# [GIVEN REQUEST]
Return each line of the listing below, unchanged, and omit the images.

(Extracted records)
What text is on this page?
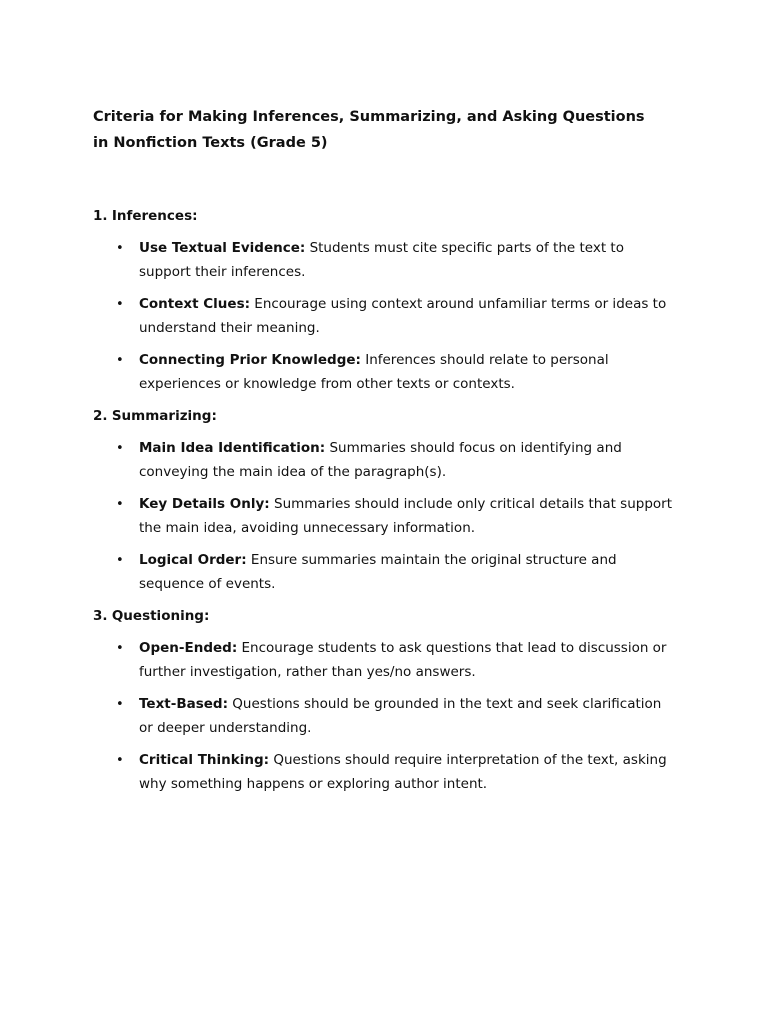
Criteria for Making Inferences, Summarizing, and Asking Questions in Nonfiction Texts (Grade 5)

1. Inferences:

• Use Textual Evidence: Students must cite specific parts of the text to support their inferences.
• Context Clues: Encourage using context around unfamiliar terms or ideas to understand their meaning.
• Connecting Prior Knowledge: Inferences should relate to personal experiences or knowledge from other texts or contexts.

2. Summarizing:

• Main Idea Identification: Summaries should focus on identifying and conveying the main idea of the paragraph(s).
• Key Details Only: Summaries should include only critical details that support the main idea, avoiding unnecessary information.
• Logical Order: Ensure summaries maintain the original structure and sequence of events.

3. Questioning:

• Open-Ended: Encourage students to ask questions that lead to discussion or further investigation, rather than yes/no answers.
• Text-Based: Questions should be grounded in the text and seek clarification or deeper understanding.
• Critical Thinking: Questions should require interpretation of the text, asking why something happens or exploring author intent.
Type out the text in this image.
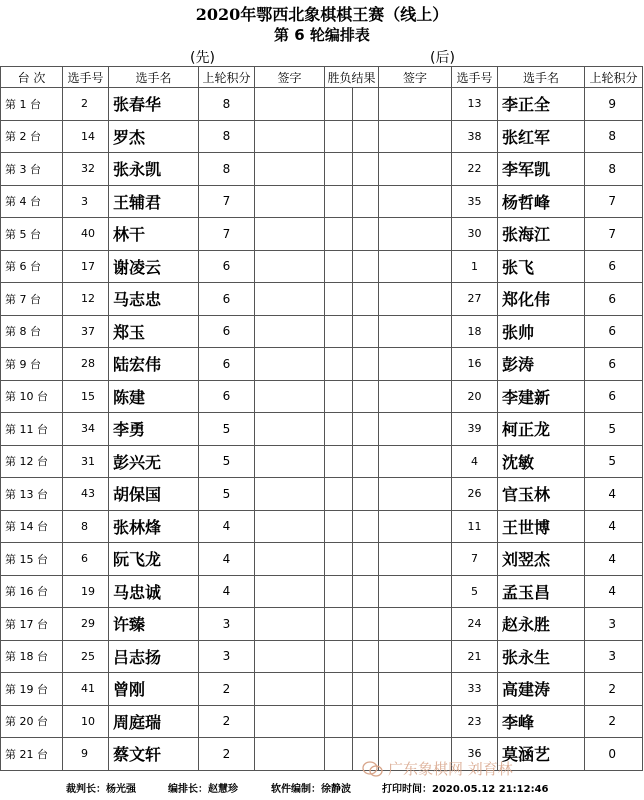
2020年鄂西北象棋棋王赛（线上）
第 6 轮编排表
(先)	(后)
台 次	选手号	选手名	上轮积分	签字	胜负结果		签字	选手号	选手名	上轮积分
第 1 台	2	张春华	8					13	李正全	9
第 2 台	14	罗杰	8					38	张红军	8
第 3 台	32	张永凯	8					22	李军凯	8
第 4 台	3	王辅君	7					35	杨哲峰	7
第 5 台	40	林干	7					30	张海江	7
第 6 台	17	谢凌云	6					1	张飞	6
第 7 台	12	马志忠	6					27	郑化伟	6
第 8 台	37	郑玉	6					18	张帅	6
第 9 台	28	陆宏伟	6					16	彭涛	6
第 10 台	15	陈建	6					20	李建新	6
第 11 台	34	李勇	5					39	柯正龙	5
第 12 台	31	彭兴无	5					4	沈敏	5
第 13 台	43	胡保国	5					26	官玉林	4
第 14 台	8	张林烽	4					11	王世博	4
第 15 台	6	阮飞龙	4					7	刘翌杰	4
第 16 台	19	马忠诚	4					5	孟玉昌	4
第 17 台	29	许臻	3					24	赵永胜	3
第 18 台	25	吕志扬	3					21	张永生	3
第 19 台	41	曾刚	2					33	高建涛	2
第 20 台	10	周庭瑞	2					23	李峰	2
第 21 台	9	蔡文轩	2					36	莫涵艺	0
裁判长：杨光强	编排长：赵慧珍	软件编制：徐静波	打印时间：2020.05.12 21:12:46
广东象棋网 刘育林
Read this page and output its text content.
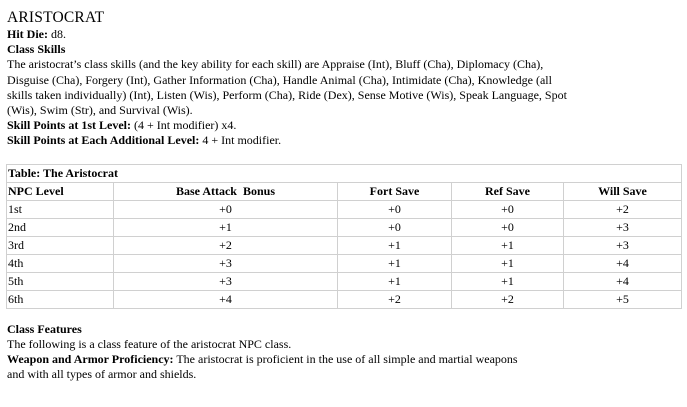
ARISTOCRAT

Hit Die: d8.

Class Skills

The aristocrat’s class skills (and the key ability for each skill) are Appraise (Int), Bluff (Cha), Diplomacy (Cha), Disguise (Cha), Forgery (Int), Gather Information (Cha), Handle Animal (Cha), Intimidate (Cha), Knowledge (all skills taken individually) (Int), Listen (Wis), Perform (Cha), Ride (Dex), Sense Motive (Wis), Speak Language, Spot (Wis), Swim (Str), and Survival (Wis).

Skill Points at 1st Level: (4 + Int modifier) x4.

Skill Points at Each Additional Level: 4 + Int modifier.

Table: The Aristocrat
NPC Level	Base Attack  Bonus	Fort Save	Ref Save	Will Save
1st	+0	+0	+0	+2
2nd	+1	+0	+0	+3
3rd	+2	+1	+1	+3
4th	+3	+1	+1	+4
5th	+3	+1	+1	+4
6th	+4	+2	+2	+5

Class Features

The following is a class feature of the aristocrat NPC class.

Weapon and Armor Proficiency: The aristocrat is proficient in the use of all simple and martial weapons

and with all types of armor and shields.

# [ANSWER TO THE PROBLEM]
What text is on this page?
Criteria for Making Inferences, Summarizing, and Asking Questions in Nonfiction Texts (Grade 5)

1. Inferences:

• Use Textual Evidence: Students must cite specific parts of the text to support their inferences.
• Context Clues: Encourage using context around unfamiliar terms or ideas to understand their meaning.
• Connecting Prior Knowledge: Inferences should relate to personal experiences or knowledge from other texts or contexts.

2. Summarizing:

• Main Idea Identification: Summaries should focus on identifying and conveying the main idea of the paragraph(s).
• Key Details Only: Summaries should include only critical details that support the main idea, avoiding unnecessary information.
• Logical Order: Ensure summaries maintain the original structure and sequence of events.

3. Questioning:

• Open-Ended: Encourage students to ask questions that lead to discussion or further investigation, rather than yes/no answers.
• Text-Based: Questions should be grounded in the text and seek clarification or deeper understanding.
• Critical Thinking: Questions should require interpretation of the text, asking why something happens or exploring author intent.
Type out the text in this image.
2020年鄂西北象棋棋王赛（线上）
第 6 轮编排表
(先)	(后)
台 次	选手号	选手名	上轮积分	签字	胜负结果		签字	选手号	选手名	上轮积分
第 1 台	2	张春华	8					13	李正全	9
第 2 台	14	罗杰	8					38	张红军	8
第 3 台	32	张永凯	8					22	李军凯	8
第 4 台	3	王辅君	7					35	杨哲峰	7
第 5 台	40	林干	7					30	张海江	7
第 6 台	17	谢凌云	6					1	张飞	6
第 7 台	12	马志忠	6					27	郑化伟	6
第 8 台	37	郑玉	6					18	张帅	6
第 9 台	28	陆宏伟	6					16	彭涛	6
第 10 台	15	陈建	6					20	李建新	6
第 11 台	34	李勇	5					39	柯正龙	5
第 12 台	31	彭兴无	5					4	沈敏	5
第 13 台	43	胡保国	5					26	官玉林	4
第 14 台	8	张林烽	4					11	王世博	4
第 15 台	6	阮飞龙	4					7	刘翌杰	4
第 16 台	19	马忠诚	4					5	孟玉昌	4
第 17 台	29	许臻	3					24	赵永胜	3
第 18 台	25	吕志扬	3					21	张永生	3
第 19 台	41	曾刚	2					33	高建涛	2
第 20 台	10	周庭瑞	2					23	李峰	2
第 21 台	9	蔡文轩	2					36	莫涵艺	0
裁判长：杨光强	编排长：赵慧珍	软件编制：徐静波	打印时间：2020.05.12 21:12:46
广东象棋网 刘育林
Read this page and output its text content.
ARISTOCRAT

Hit Die: d8.

Class Skills

The aristocrat’s class skills (and the key ability for each skill) are Appraise (Int), Bluff (Cha), Diplomacy (Cha), Disguise (Cha), Forgery (Int), Gather Information (Cha), Handle Animal (Cha), Intimidate (Cha), Knowledge (all skills taken individually) (Int), Listen (Wis), Perform (Cha), Ride (Dex), Sense Motive (Wis), Speak Language, Spot (Wis), Swim (Str), and Survival (Wis).

Skill Points at 1st Level: (4 + Int modifier) x4.

Skill Points at Each Additional Level: 4 + Int modifier.

Table: The Aristocrat
NPC Level	Base Attack  Bonus	Fort Save	Ref Save	Will Save
1st	+0	+0	+0	+2
2nd	+1	+0	+0	+3
3rd	+2	+1	+1	+3
4th	+3	+1	+1	+4
5th	+3	+1	+1	+4
6th	+4	+2	+2	+5

Class Features

The following is a class feature of the aristocrat NPC class.

Weapon and Armor Proficiency: The aristocrat is proficient in the use of all simple and martial weapons

and with all types of armor and shields.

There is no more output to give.